Rows:
· · · · · · ·

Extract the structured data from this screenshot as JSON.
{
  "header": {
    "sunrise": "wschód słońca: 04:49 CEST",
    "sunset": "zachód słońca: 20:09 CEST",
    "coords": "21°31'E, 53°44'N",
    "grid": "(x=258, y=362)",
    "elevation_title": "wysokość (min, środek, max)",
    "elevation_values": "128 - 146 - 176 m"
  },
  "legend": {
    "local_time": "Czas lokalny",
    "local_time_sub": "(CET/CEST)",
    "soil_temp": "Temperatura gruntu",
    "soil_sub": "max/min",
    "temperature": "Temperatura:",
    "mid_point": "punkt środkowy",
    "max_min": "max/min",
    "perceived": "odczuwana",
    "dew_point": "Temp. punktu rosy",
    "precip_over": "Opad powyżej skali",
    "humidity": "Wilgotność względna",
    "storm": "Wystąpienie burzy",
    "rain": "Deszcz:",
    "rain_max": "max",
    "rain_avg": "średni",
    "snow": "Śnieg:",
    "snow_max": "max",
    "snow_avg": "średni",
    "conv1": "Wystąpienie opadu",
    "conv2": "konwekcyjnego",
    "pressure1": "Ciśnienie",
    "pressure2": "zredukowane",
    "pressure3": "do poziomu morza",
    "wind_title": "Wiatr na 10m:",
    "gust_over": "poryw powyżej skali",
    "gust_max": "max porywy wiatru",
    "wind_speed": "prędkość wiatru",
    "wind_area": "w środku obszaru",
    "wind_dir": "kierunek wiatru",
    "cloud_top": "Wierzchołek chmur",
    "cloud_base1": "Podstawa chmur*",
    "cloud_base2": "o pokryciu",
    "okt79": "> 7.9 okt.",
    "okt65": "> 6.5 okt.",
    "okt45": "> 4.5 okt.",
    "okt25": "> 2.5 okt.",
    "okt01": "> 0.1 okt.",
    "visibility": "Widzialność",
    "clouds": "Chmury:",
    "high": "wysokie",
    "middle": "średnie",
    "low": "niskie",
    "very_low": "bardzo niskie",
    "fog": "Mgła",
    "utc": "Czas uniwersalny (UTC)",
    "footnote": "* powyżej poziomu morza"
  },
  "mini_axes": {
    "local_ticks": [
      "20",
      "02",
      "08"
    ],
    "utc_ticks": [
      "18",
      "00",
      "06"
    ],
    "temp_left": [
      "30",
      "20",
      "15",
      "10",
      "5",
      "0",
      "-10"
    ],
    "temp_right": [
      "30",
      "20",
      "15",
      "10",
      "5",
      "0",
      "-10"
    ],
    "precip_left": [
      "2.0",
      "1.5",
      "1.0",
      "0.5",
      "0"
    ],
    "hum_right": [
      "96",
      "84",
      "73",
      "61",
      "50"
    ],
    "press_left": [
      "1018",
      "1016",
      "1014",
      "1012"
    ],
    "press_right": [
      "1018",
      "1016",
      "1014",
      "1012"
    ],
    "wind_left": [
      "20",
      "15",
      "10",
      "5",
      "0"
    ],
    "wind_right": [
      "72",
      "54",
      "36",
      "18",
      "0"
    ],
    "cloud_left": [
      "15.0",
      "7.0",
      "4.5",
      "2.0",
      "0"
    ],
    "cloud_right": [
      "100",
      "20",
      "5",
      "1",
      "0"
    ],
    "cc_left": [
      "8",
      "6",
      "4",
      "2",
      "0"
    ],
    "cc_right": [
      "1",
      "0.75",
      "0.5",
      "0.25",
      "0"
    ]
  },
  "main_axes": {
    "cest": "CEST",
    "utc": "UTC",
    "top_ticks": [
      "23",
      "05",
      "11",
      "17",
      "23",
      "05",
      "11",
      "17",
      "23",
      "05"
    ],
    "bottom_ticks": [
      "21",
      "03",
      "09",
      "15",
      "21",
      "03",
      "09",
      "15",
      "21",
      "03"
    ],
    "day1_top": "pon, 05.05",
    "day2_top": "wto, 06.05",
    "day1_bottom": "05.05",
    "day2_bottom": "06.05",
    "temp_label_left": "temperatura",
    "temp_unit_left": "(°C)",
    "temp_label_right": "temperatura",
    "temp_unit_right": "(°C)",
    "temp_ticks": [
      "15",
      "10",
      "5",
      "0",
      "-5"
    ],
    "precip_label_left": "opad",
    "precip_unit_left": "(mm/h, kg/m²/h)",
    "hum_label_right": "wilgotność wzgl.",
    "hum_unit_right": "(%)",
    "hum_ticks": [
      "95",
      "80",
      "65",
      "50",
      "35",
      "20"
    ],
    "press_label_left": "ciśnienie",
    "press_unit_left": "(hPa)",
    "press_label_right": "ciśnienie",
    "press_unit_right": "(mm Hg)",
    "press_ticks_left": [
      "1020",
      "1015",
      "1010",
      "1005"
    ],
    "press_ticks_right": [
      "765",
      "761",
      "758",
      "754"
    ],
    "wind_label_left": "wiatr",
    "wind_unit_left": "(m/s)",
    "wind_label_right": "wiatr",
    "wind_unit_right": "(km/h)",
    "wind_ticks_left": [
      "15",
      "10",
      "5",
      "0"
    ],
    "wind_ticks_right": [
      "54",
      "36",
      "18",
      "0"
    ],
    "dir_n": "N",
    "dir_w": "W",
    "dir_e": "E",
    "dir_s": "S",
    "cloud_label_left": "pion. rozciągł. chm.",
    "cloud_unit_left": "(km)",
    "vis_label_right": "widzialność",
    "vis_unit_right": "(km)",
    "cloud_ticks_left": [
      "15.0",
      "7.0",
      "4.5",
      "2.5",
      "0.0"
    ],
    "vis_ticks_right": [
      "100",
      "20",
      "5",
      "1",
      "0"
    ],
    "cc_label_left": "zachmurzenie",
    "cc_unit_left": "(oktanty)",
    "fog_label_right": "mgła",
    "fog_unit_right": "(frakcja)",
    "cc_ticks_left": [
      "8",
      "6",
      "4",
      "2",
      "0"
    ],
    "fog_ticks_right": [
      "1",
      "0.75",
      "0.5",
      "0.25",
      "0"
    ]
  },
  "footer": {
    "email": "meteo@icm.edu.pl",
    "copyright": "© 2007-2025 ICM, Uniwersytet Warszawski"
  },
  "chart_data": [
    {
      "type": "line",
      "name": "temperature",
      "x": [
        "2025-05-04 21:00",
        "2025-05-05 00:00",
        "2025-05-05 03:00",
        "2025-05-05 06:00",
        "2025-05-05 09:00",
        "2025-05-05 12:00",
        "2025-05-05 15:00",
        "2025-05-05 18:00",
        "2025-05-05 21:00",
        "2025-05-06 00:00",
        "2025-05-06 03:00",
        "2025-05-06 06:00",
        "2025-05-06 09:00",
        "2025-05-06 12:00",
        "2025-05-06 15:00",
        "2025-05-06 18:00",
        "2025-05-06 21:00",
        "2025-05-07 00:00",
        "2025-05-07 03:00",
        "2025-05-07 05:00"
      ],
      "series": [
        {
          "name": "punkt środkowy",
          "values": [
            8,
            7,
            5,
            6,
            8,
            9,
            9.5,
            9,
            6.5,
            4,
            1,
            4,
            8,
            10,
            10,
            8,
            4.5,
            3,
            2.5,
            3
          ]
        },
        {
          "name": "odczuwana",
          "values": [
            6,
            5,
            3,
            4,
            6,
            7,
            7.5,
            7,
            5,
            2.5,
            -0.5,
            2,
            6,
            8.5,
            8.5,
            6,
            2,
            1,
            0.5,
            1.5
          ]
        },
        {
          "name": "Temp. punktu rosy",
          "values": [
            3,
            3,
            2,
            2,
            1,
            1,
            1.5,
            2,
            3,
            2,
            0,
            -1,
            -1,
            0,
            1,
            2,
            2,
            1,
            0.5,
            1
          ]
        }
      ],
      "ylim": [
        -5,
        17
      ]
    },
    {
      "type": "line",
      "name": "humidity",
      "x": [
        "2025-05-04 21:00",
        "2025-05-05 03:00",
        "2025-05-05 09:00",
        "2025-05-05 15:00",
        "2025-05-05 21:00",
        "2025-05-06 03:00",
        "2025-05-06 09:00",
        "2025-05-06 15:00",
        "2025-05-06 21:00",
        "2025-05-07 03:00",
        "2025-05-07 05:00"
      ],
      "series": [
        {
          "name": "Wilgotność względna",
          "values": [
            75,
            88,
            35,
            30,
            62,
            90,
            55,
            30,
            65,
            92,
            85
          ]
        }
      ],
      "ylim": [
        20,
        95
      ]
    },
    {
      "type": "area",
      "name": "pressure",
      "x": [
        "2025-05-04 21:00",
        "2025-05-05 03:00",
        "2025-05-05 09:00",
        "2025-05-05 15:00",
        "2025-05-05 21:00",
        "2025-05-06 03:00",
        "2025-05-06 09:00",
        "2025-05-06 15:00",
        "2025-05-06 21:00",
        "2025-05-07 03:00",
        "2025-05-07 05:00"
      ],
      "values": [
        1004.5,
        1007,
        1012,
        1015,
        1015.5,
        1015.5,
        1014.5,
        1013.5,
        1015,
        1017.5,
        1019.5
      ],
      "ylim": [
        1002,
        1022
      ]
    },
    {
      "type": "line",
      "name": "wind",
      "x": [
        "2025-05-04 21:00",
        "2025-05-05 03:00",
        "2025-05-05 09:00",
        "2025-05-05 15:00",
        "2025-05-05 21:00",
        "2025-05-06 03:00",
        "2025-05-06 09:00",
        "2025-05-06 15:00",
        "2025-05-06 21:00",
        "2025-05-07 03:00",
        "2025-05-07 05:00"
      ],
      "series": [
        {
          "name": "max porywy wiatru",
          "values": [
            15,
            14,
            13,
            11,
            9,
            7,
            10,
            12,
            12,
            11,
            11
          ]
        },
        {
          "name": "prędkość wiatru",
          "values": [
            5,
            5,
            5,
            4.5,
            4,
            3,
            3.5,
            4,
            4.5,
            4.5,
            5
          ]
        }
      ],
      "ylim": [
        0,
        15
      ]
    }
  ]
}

· · · · · · ·

Write out every line from the entries where "środkowy" appears.

    "mid_point": "punkt środkowy",
          "name": "punkt środkowy",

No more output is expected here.